## Job
The entries are to be returned exactly, with images left out.

## Data
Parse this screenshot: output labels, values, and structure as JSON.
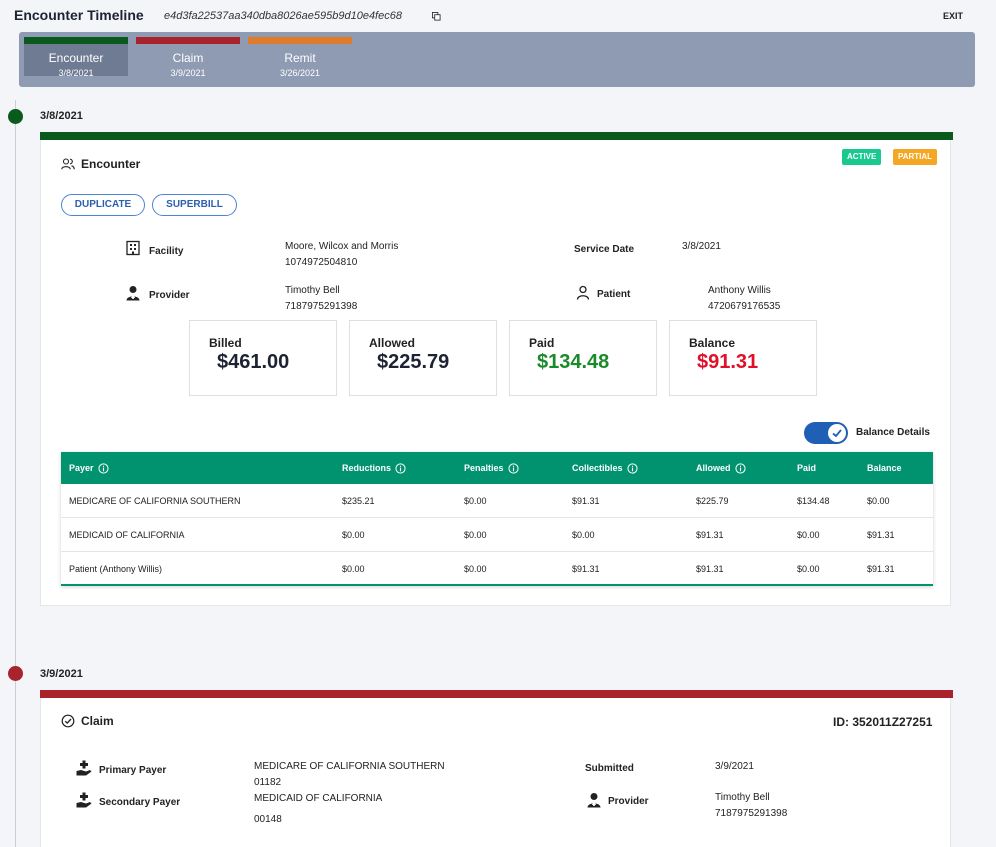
{
  "header": {
    "title": "Encounter Timeline",
    "hash": "e4d3fa22537aa340dba8026ae595b9d10e4fec68",
    "exit_label": "EXIT"
  },
  "steps": [
    {
      "label": "Encounter",
      "date": "3/8/2021",
      "color": "#0a5a1e",
      "active": true
    },
    {
      "label": "Claim",
      "date": "3/9/2021",
      "color": "#a8232b",
      "active": false
    },
    {
      "label": "Remit",
      "date": "3/26/2021",
      "color": "#e07b2c",
      "active": false
    }
  ],
  "encounter": {
    "date": "3/8/2021",
    "color": "#0a5a1e",
    "title": "Encounter",
    "badges": {
      "active": "ACTIVE",
      "partial": "PARTIAL"
    },
    "buttons": {
      "duplicate": "DUPLICATE",
      "superbill": "SUPERBILL"
    },
    "facility_label": "Facility",
    "facility_name": "Moore, Wilcox and Morris",
    "facility_id": "1074972504810",
    "provider_label": "Provider",
    "provider_name": "Timothy Bell",
    "provider_id": "7187975291398",
    "service_date_label": "Service Date",
    "service_date": "3/8/2021",
    "patient_label": "Patient",
    "patient_name": "Anthony Willis",
    "patient_id": "4720679176535",
    "amounts": {
      "billed_label": "Billed",
      "billed": "$461.00",
      "allowed_label": "Allowed",
      "allowed": "$225.79",
      "paid_label": "Paid",
      "paid": "$134.48",
      "balance_label": "Balance",
      "balance": "$91.31"
    },
    "balance_details_label": "Balance Details",
    "table": {
      "headers": {
        "payer": "Payer",
        "reductions": "Reductions",
        "penalties": "Penalties",
        "collectibles": "Collectibles",
        "allowed": "Allowed",
        "paid": "Paid",
        "balance": "Balance"
      },
      "rows": [
        {
          "payer": "MEDICARE OF CALIFORNIA SOUTHERN",
          "reductions": "$235.21",
          "penalties": "$0.00",
          "collectibles": "$91.31",
          "allowed": "$225.79",
          "paid": "$134.48",
          "balance": "$0.00"
        },
        {
          "payer": "MEDICAID OF CALIFORNIA",
          "reductions": "$0.00",
          "penalties": "$0.00",
          "collectibles": "$0.00",
          "allowed": "$91.31",
          "paid": "$0.00",
          "balance": "$91.31"
        },
        {
          "payer": "Patient (Anthony Willis)",
          "reductions": "$0.00",
          "penalties": "$0.00",
          "collectibles": "$91.31",
          "allowed": "$91.31",
          "paid": "$0.00",
          "balance": "$91.31"
        }
      ]
    }
  },
  "claim": {
    "date": "3/9/2021",
    "color": "#a8232b",
    "title": "Claim",
    "id_text": "ID: 352011Z27251",
    "primary_payer_label": "Primary Payer",
    "primary_payer_name": "MEDICARE OF CALIFORNIA SOUTHERN",
    "primary_payer_id": "01182",
    "secondary_payer_label": "Secondary Payer",
    "secondary_payer_name": "MEDICAID OF CALIFORNIA",
    "secondary_payer_id": "00148",
    "submitted_label": "Submitted",
    "submitted_date": "3/9/2021",
    "provider_label": "Provider",
    "provider_name": "Timothy Bell",
    "provider_id": "7187975291398"
  },
  "colors": {
    "active_badge": "#19c98f",
    "partial_badge": "#f5a623",
    "paid_green": "#1a8a2a",
    "balance_red": "#e0102a",
    "table_header": "#019270"
  }
}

## Result
Parse this screenshot: output labels, values, and structure as JSON.
{
  "header": {
    "title": "Encounter Timeline",
    "hash": "e4d3fa22537aa340dba8026ae595b9d10e4fec68",
    "exit_label": "EXIT"
  },
  "steps": [
    {
      "label": "Encounter",
      "date": "3/8/2021",
      "color": "#0a5a1e",
      "active": true
    },
    {
      "label": "Claim",
      "date": "3/9/2021",
      "color": "#a8232b",
      "active": false
    },
    {
      "label": "Remit",
      "date": "3/26/2021",
      "color": "#e07b2c",
      "active": false
    }
  ],
  "encounter": {
    "date": "3/8/2021",
    "color": "#0a5a1e",
    "title": "Encounter",
    "badges": {
      "active": "ACTIVE",
      "partial": "PARTIAL"
    },
    "buttons": {
      "duplicate": "DUPLICATE",
      "superbill": "SUPERBILL"
    },
    "facility_label": "Facility",
    "facility_name": "Moore, Wilcox and Morris",
    "facility_id": "1074972504810",
    "provider_label": "Provider",
    "provider_name": "Timothy Bell",
    "provider_id": "7187975291398",
    "service_date_label": "Service Date",
    "service_date": "3/8/2021",
    "patient_label": "Patient",
    "patient_name": "Anthony Willis",
    "patient_id": "4720679176535",
    "amounts": {
      "billed_label": "Billed",
      "billed": "$461.00",
      "allowed_label": "Allowed",
      "allowed": "$225.79",
      "paid_label": "Paid",
      "paid": "$134.48",
      "balance_label": "Balance",
      "balance": "$91.31"
    },
    "balance_details_label": "Balance Details",
    "table": {
      "headers": {
        "payer": "Payer",
        "reductions": "Reductions",
        "penalties": "Penalties",
        "collectibles": "Collectibles",
        "allowed": "Allowed",
        "paid": "Paid",
        "balance": "Balance"
      },
      "rows": [
        {
          "payer": "MEDICARE OF CALIFORNIA SOUTHERN",
          "reductions": "$235.21",
          "penalties": "$0.00",
          "collectibles": "$91.31",
          "allowed": "$225.79",
          "paid": "$134.48",
          "balance": "$0.00"
        },
        {
          "payer": "MEDICAID OF CALIFORNIA",
          "reductions": "$0.00",
          "penalties": "$0.00",
          "collectibles": "$0.00",
          "allowed": "$91.31",
          "paid": "$0.00",
          "balance": "$91.31"
        },
        {
          "payer": "Patient (Anthony Willis)",
          "reductions": "$0.00",
          "penalties": "$0.00",
          "collectibles": "$91.31",
          "allowed": "$91.31",
          "paid": "$0.00",
          "balance": "$91.31"
        }
      ]
    }
  },
  "claim": {
    "date": "3/9/2021",
    "color": "#a8232b",
    "title": "Claim",
    "id_text": "ID: 352011Z27251",
    "primary_payer_label": "Primary Payer",
    "primary_payer_name": "MEDICARE OF CALIFORNIA SOUTHERN",
    "primary_payer_id": "01182",
    "secondary_payer_label": "Secondary Payer",
    "secondary_payer_name": "MEDICAID OF CALIFORNIA",
    "secondary_payer_id": "00148",
    "submitted_label": "Submitted",
    "submitted_date": "3/9/2021",
    "provider_label": "Provider",
    "provider_name": "Timothy Bell",
    "provider_id": "7187975291398"
  },
  "colors": {
    "active_badge": "#19c98f",
    "partial_badge": "#f5a623",
    "paid_green": "#1a8a2a",
    "balance_red": "#e0102a",
    "table_header": "#019270"
  }
}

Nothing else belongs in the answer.